DO THIS:
Reproduce the data below with "ticket-making machine" swapped for "ticket-printing machine" and nothing else changed. Omit the pictures from your answer.

----- DATASET ENTRIES

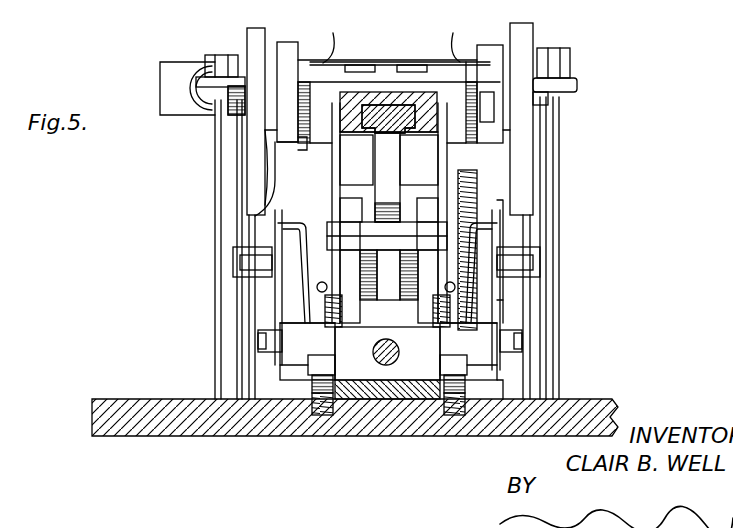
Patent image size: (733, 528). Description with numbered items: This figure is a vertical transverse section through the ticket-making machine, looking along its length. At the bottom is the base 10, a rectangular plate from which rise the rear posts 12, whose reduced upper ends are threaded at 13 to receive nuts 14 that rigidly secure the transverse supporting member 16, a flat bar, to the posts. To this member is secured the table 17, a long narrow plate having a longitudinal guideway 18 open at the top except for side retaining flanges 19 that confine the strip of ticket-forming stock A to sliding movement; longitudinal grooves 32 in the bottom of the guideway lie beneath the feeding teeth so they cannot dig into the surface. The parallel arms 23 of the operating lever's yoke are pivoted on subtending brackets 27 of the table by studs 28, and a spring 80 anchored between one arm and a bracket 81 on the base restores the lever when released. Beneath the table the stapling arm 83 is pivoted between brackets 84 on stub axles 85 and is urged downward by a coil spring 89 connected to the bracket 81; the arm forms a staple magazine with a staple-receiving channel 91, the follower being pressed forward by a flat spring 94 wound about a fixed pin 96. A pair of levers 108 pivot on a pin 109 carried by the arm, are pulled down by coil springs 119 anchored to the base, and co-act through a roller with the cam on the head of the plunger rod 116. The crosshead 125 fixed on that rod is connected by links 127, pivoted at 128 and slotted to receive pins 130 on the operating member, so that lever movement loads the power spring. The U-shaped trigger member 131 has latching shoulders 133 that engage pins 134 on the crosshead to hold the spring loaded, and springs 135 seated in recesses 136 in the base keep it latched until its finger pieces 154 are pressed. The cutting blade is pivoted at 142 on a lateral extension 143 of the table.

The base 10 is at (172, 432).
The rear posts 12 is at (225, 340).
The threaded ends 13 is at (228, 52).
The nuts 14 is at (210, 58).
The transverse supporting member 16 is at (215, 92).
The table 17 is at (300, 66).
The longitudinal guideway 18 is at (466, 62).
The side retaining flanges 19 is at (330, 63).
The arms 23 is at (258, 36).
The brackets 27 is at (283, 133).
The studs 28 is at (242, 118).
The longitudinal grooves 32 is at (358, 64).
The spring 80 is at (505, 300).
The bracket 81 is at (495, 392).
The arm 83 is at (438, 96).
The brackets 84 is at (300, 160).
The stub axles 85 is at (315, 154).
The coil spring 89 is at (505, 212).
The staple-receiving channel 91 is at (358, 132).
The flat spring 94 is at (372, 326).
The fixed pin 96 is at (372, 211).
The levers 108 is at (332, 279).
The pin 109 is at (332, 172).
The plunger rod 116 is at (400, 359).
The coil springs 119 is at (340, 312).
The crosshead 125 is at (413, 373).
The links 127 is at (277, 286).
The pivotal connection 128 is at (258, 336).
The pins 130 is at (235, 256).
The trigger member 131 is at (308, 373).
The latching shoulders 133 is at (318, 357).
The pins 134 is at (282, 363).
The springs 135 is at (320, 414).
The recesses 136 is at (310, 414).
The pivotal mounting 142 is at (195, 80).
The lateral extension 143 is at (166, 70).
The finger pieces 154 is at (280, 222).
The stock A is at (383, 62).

----------

SOLUTION BELOW:
Patent image size: (733, 528). Description with numbered items: This figure is a vertical transverse section through the ticket-printing machine, looking along its length. At the bottom is the base 10, a rectangular plate from which rise the rear posts 12, whose reduced upper ends are threaded at 13 to receive nuts 14 that rigidly secure the transverse supporting member 16, a flat bar, to the posts. To this member is secured the table 17, a long narrow plate having a longitudinal guideway 18 open at the top except for side retaining flanges 19 that confine the strip of ticket-forming stock A to sliding movement; longitudinal grooves 32 in the bottom of the guideway lie beneath the feeding teeth so they cannot dig into the surface. The parallel arms 23 of the operating lever's yoke are pivoted on subtending brackets 27 of the table by studs 28, and a spring 80 anchored between one arm and a bracket 81 on the base restores the lever when released. Beneath the table the stapling arm 83 is pivoted between brackets 84 on stub axles 85 and is urged downward by a coil spring 89 connected to the bracket 81; the arm forms a staple magazine with a staple-receiving channel 91, the follower being pressed forward by a flat spring 94 wound about a fixed pin 96. A pair of levers 108 pivot on a pin 109 carried by the arm, are pulled down by coil springs 119 anchored to the base, and co-act through a roller with the cam on the head of the plunger rod 116. The crosshead 125 fixed on that rod is connected by links 127, pivoted at 128 and slotted to receive pins 130 on the operating member, so that lever movement loads the power spring. The U-shaped trigger member 131 has latching shoulders 133 that engage pins 134 on the crosshead to hold the spring loaded, and springs 135 seated in recesses 136 in the base keep it latched until its finger pieces 154 are pressed. The cutting blade is pivoted at 142 on a lateral extension 143 of the table.

The base 10 is at (172, 432).
The rear posts 12 is at (225, 340).
The threaded ends 13 is at (228, 52).
The nuts 14 is at (210, 58).
The transverse supporting member 16 is at (215, 92).
The table 17 is at (300, 66).
The longitudinal guideway 18 is at (466, 62).
The side retaining flanges 19 is at (330, 63).
The arms 23 is at (258, 36).
The brackets 27 is at (283, 133).
The studs 28 is at (242, 118).
The longitudinal grooves 32 is at (358, 64).
The spring 80 is at (505, 300).
The bracket 81 is at (495, 392).
The arm 83 is at (438, 96).
The brackets 84 is at (300, 160).
The stub axles 85 is at (315, 154).
The coil spring 89 is at (505, 212).
The staple-receiving channel 91 is at (358, 132).
The flat spring 94 is at (372, 326).
The fixed pin 96 is at (372, 211).
The levers 108 is at (332, 279).
The pin 109 is at (332, 172).
The plunger rod 116 is at (400, 359).
The coil springs 119 is at (340, 312).
The crosshead 125 is at (413, 373).
The links 127 is at (277, 286).
The pivotal connection 128 is at (258, 336).
The pins 130 is at (235, 256).
The trigger member 131 is at (308, 373).
The latching shoulders 133 is at (318, 357).
The pins 134 is at (282, 363).
The springs 135 is at (320, 414).
The recesses 136 is at (310, 414).
The pivotal mounting 142 is at (195, 80).
The lateral extension 143 is at (166, 70).
The finger pieces 154 is at (280, 222).
The stock A is at (383, 62).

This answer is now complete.